══ Exercise material ══

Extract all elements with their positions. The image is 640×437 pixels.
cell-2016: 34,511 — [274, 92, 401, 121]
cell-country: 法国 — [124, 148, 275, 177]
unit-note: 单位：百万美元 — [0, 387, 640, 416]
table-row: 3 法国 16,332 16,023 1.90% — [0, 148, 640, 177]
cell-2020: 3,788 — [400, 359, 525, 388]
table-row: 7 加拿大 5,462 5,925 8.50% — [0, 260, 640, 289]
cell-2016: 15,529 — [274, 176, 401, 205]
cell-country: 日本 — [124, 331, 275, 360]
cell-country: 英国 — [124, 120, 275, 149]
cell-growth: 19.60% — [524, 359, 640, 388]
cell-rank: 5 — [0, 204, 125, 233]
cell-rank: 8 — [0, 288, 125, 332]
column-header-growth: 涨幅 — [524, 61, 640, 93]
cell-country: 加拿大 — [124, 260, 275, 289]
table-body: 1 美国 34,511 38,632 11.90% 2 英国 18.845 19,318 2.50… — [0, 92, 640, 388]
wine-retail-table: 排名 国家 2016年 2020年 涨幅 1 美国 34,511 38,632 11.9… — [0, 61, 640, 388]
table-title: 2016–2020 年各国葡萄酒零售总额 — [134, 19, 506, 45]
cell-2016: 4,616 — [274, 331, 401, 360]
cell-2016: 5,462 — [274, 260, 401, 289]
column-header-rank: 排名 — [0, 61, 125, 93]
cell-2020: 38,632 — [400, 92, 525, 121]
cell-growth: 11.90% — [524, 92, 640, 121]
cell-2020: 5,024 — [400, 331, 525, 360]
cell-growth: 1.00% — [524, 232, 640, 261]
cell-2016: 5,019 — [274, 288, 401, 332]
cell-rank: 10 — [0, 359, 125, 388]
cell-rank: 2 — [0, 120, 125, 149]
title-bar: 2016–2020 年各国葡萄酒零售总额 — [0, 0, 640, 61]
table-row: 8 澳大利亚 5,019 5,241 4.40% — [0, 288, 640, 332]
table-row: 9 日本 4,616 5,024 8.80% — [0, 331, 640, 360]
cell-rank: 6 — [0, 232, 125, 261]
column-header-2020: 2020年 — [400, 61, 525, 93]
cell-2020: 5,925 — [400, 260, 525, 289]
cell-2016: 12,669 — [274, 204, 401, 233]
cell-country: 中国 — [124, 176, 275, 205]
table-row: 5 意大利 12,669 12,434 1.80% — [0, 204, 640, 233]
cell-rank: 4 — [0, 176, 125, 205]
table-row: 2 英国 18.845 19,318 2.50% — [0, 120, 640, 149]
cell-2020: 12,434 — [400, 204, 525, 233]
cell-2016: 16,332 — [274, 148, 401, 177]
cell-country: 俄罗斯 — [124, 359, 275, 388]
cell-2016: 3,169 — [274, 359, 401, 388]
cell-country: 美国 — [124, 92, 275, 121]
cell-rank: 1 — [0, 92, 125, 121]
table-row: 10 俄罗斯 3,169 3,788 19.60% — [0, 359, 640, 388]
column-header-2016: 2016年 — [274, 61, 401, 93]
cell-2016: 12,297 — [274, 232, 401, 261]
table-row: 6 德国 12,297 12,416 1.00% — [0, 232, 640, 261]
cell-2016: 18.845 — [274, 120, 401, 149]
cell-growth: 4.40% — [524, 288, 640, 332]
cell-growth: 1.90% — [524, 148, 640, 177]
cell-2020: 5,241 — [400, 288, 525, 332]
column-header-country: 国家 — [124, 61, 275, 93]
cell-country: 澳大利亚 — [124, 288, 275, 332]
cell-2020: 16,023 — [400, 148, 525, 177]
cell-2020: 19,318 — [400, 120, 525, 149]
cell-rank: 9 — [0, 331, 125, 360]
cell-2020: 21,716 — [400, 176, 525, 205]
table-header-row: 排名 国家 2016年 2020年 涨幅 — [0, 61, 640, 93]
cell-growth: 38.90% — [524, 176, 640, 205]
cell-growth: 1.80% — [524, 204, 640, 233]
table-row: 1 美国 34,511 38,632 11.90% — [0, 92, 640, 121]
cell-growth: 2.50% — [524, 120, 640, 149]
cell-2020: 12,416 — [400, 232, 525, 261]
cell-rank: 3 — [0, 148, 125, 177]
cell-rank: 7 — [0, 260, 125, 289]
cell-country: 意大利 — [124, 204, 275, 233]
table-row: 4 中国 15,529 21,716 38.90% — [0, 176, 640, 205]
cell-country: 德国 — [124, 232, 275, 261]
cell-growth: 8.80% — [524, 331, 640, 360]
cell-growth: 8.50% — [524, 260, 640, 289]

═══

_Stated exercise_
Reproduce the records above verbatim, from their first line through the line that contains "table-body: 1 美国", including both of those lines.

_Output for this task_
Extract all elements with their positions. The image is 640×437 pixels.
cell-2016: 34,511 — [274, 92, 401, 121]
cell-country: 法国 — [124, 148, 275, 177]
unit-note: 单位：百万美元 — [0, 387, 640, 416]
table-row: 3 法国 16,332 16,023 1.90% — [0, 148, 640, 177]
cell-2020: 3,788 — [400, 359, 525, 388]
table-row: 7 加拿大 5,462 5,925 8.50% — [0, 260, 640, 289]
cell-2016: 15,529 — [274, 176, 401, 205]
cell-country: 日本 — [124, 331, 275, 360]
cell-country: 英国 — [124, 120, 275, 149]
cell-growth: 19.60% — [524, 359, 640, 388]
cell-rank: 5 — [0, 204, 125, 233]
cell-rank: 8 — [0, 288, 125, 332]
column-header-growth: 涨幅 — [524, 61, 640, 93]
cell-country: 加拿大 — [124, 260, 275, 289]
table-body: 1 美国 34,511 38,632 11.90% 2 英国 18.845 19,318 2.50… — [0, 92, 640, 388]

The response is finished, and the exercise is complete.